### Action item:
Would you print all of the records below exactly, without skipping any?

(Stored entries)
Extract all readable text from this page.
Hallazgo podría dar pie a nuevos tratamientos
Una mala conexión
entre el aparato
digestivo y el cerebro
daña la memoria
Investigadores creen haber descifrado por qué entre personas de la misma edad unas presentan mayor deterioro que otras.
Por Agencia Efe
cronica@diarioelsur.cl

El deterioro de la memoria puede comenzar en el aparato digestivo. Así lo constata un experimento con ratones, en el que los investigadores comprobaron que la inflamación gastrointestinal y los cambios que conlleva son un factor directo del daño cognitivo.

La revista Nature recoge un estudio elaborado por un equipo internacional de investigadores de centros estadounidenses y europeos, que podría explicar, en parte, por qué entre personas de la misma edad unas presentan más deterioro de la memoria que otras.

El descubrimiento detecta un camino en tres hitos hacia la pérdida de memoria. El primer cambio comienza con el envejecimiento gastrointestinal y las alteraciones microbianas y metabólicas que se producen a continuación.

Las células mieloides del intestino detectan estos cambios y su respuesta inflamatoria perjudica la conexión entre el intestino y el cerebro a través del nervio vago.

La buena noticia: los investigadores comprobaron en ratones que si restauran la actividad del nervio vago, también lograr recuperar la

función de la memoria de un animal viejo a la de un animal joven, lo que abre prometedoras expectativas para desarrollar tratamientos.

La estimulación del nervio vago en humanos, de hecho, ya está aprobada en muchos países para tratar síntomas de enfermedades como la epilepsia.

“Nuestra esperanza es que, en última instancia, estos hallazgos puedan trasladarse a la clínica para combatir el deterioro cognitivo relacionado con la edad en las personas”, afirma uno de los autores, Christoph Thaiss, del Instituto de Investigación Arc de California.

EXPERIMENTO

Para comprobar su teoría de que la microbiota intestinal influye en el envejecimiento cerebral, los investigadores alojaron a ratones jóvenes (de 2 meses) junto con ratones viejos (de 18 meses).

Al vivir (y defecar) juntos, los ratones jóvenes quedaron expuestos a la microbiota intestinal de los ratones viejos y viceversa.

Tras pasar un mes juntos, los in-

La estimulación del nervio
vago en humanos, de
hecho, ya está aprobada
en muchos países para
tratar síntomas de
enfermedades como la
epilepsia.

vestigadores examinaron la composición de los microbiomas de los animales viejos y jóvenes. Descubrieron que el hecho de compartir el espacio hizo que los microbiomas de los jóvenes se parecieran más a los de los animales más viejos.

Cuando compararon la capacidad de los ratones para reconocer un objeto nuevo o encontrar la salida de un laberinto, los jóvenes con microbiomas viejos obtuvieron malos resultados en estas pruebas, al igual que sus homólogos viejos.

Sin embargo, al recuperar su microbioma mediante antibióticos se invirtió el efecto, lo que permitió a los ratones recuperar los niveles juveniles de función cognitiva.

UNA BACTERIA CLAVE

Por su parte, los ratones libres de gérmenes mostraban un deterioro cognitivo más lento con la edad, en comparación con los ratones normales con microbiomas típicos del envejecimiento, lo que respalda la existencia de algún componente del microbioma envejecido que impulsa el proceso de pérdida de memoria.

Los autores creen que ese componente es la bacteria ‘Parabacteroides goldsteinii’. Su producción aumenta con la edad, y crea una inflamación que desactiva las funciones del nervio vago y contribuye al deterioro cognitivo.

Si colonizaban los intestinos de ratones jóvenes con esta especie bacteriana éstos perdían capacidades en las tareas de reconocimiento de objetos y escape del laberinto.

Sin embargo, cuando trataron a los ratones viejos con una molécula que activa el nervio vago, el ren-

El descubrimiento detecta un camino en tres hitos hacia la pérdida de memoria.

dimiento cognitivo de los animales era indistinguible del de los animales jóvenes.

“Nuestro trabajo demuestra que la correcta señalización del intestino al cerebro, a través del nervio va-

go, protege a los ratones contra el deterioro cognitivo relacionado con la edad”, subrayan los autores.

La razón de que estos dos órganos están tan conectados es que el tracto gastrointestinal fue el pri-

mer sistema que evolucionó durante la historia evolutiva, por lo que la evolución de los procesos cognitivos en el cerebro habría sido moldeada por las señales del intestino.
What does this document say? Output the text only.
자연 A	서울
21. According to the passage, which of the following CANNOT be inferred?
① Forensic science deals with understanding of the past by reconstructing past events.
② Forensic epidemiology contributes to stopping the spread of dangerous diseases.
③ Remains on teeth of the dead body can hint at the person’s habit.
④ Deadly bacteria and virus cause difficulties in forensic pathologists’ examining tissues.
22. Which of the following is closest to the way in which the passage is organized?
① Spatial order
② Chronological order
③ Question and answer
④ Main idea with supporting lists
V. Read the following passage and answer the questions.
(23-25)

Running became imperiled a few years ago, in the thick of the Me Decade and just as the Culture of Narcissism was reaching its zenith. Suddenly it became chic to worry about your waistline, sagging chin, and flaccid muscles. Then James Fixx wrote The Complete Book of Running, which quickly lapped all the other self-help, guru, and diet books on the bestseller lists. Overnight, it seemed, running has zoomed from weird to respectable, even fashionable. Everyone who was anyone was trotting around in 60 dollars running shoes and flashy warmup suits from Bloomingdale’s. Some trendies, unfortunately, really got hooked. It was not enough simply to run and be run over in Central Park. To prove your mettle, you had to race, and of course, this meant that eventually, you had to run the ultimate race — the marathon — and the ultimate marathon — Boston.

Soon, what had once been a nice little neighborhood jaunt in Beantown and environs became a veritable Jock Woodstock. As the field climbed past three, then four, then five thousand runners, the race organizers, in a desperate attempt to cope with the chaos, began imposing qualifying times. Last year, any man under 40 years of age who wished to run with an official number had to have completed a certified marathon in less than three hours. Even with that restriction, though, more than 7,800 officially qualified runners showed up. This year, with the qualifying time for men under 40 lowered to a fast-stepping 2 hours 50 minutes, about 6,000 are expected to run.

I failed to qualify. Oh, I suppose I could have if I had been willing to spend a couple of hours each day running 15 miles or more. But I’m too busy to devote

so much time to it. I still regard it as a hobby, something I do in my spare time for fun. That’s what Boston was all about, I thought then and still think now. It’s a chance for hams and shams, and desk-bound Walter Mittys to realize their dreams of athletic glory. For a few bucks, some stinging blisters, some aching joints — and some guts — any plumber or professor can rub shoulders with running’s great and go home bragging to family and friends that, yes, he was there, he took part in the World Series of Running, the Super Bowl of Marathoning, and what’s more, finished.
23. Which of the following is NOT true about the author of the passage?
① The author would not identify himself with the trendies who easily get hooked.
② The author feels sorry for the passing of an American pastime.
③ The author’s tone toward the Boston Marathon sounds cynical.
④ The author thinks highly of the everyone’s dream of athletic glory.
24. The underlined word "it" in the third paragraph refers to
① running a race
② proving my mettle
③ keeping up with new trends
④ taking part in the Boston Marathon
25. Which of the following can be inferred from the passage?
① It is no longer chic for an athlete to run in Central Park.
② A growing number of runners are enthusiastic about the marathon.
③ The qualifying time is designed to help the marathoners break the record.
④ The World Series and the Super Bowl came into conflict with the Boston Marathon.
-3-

### Task answer:
Extract all readable text from this page.
Hallazgo podría dar pie a nuevos tratamientos
Una mala conexión
entre el aparato
digestivo y el cerebro
daña la memoria
Investigadores creen haber descifrado por qué entre personas de la misma edad unas presentan mayor deterioro que otras.
Por Agencia Efe
cronica@diarioelsur.cl

El deterioro de la memoria puede comenzar en el aparato digestivo. Así lo constata un experimento con ratones, en el que los investigadores comprobaron que la inflamación gastrointestinal y los cambios que conlleva son un factor directo del daño cognitivo.

La revista Nature recoge un estudio elaborado por un equipo internacional de investigadores de centros estadounidenses y europeos, que podría explicar, en parte, por qué entre personas de la misma edad unas presentan más deterioro de la memoria que otras.

El descubrimiento detecta un camino en tres hitos hacia la pérdida de memoria. El primer cambio comienza con el envejecimiento gastrointestinal y las alteraciones microbianas y metabólicas que se producen a continuación.

Las células mieloides del intestino detectan estos cambios y su respuesta inflamatoria perjudica la conexión entre el intestino y el cerebro a través del nervio vago.

La buena noticia: los investigadores comprobaron en ratones que si restauran la actividad del nervio vago, también lograr recuperar la

función de la memoria de un animal viejo a la de un animal joven, lo que abre prometedoras expectativas para desarrollar tratamientos.

La estimulación del nervio vago en humanos, de hecho, ya está aprobada en muchos países para tratar síntomas de enfermedades como la epilepsia.

“Nuestra esperanza es que, en última instancia, estos hallazgos puedan trasladarse a la clínica para combatir el deterioro cognitivo relacionado con la edad en las personas”, afirma uno de los autores, Christoph Thaiss, del Instituto de Investigación Arc de California.

EXPERIMENTO

Para comprobar su teoría de que la microbiota intestinal influye en el envejecimiento cerebral, los investigadores alojaron a ratones jóvenes (de 2 meses) junto con ratones viejos (de 18 meses).

Al vivir (y defecar) juntos, los ratones jóvenes quedaron expuestos a la microbiota intestinal de los ratones viejos y viceversa.

Tras pasar un mes juntos, los in-

La estimulación del nervio
vago en humanos, de
hecho, ya está aprobada
en muchos países para
tratar síntomas de
enfermedades como la
epilepsia.

vestigadores examinaron la composición de los microbiomas de los animales viejos y jóvenes. Descubrieron que el hecho de compartir el espacio hizo que los microbiomas de los jóvenes se parecieran más a los de los animales más viejos.

Cuando compararon la capacidad de los ratones para reconocer un objeto nuevo o encontrar la salida de un laberinto, los jóvenes con microbiomas viejos obtuvieron malos resultados en estas pruebas, al igual que sus homólogos viejos.

Sin embargo, al recuperar su microbioma mediante antibióticos se invirtió el efecto, lo que permitió a los ratones recuperar los niveles juveniles de función cognitiva.

UNA BACTERIA CLAVE

Por su parte, los ratones libres de gérmenes mostraban un deterioro cognitivo más lento con la edad, en comparación con los ratones normales con microbiomas típicos del envejecimiento, lo que respalda la existencia de algún componente del microbioma envejecido que impulsa el proceso de pérdida de memoria.

Los autores creen que ese componente es la bacteria ‘Parabacteroides goldsteinii’. Su producción aumenta con la edad, y crea una inflamación que desactiva las funciones del nervio vago y contribuye al deterioro cognitivo.

Si colonizaban los intestinos de ratones jóvenes con esta especie bacteriana éstos perdían capacidades en las tareas de reconocimiento de objetos y escape del laberinto.

Sin embargo, cuando trataron a los ratones viejos con una molécula que activa el nervio vago, el ren-

El descubrimiento detecta un camino en tres hitos hacia la pérdida de memoria.

dimiento cognitivo de los animales era indistinguible del de los animales jóvenes.

“Nuestro trabajo demuestra que la correcta señalización del intestino al cerebro, a través del nervio va-

go, protege a los ratones contra el deterioro cognitivo relacionado con la edad”, subrayan los autores.

La razón de que estos dos órganos están tan conectados es que el tracto gastrointestinal fue el pri-

mer sistema que evolucionó durante la historia evolutiva, por lo que la evolución de los procesos cognitivos en el cerebro habría sido moldeada por las señales del intestino.
What does this document say? Output the text only.
자연 A	서울
21. According to the passage, which of the following CANNOT be inferred?
① Forensic science deals with understanding of the past by reconstructing past events.
② Forensic epidemiology contributes to stopping the spread of dangerous diseases.
③ Remains on teeth of the dead body can hint at the person’s habit.
④ Deadly bacteria and virus cause difficulties in forensic pathologists’ examining tissues.
22. Which of the following is closest to the way in which the passage is organized?
① Spatial order
② Chronological order
③ Question and answer
④ Main idea with supporting lists
V. Read the following passage and answer the questions.
(23-25)

Running became imperiled a few years ago, in the thick of the Me Decade and just as the Culture of Narcissism was reaching its zenith. Suddenly it became chic to worry about your waistline, sagging chin, and flaccid muscles. Then James Fixx wrote The Complete Book of Running, which quickly lapped all the other self-help, guru, and diet books on the bestseller lists. Overnight, it seemed, running has zoomed from weird to respectable, even fashionable. Everyone who was anyone was trotting around in 60 dollars running shoes and flashy warmup suits from Bloomingdale’s. Some trendies, unfortunately, really got hooked. It was not enough simply to run and be run over in Central Park. To prove your mettle, you had to race, and of course, this meant that eventually, you had to run the ultimate race — the marathon — and the ultimate marathon — Boston.

Soon, what had once been a nice little neighborhood jaunt in Beantown and environs became a veritable Jock Woodstock. As the field climbed past three, then four, then five thousand runners, the race organizers, in a desperate attempt to cope with the chaos, began imposing qualifying times. Last year, any man under 40 years of age who wished to run with an official number had to have completed a certified marathon in less than three hours. Even with that restriction, though, more than 7,800 officially qualified runners showed up. This year, with the qualifying time for men under 40 lowered to a fast-stepping 2 hours 50 minutes, about 6,000 are expected to run.

I failed to qualify. Oh, I suppose I could have if I had been willing to spend a couple of hours each day running 15 miles or more. But I’m too busy to devote

so much time to it. I still regard it as a hobby, something I do in my spare time for fun. That’s what Boston was all about, I thought then and still think now. It’s a chance for hams and shams, and desk-bound Walter Mittys to realize their dreams of athletic glory. For a few bucks, some stinging blisters, some aching joints — and some guts — any plumber or professor can rub shoulders with running’s great and go home bragging to family and friends that, yes, he was there, he took part in the World Series of Running, the Super Bowl of Marathoning, and what’s more, finished.
23. Which of the following is NOT true about the author of the passage?
① The author would not identify himself with the trendies who easily get hooked.
② The author feels sorry for the passing of an American pastime.
③ The author’s tone toward the Boston Marathon sounds cynical.
④ The author thinks highly of the everyone’s dream of athletic glory.
24. The underlined word "it" in the third paragraph refers to
① running a race
② proving my mettle
③ keeping up with new trends
④ taking part in the Boston Marathon
25. Which of the following can be inferred from the passage?
① It is no longer chic for an athlete to run in Central Park.
② A growing number of runners are enthusiastic about the marathon.
③ The qualifying time is designed to help the marathoners break the record.
④ The World Series and the Super Bowl came into conflict with the Boston Marathon.
-3-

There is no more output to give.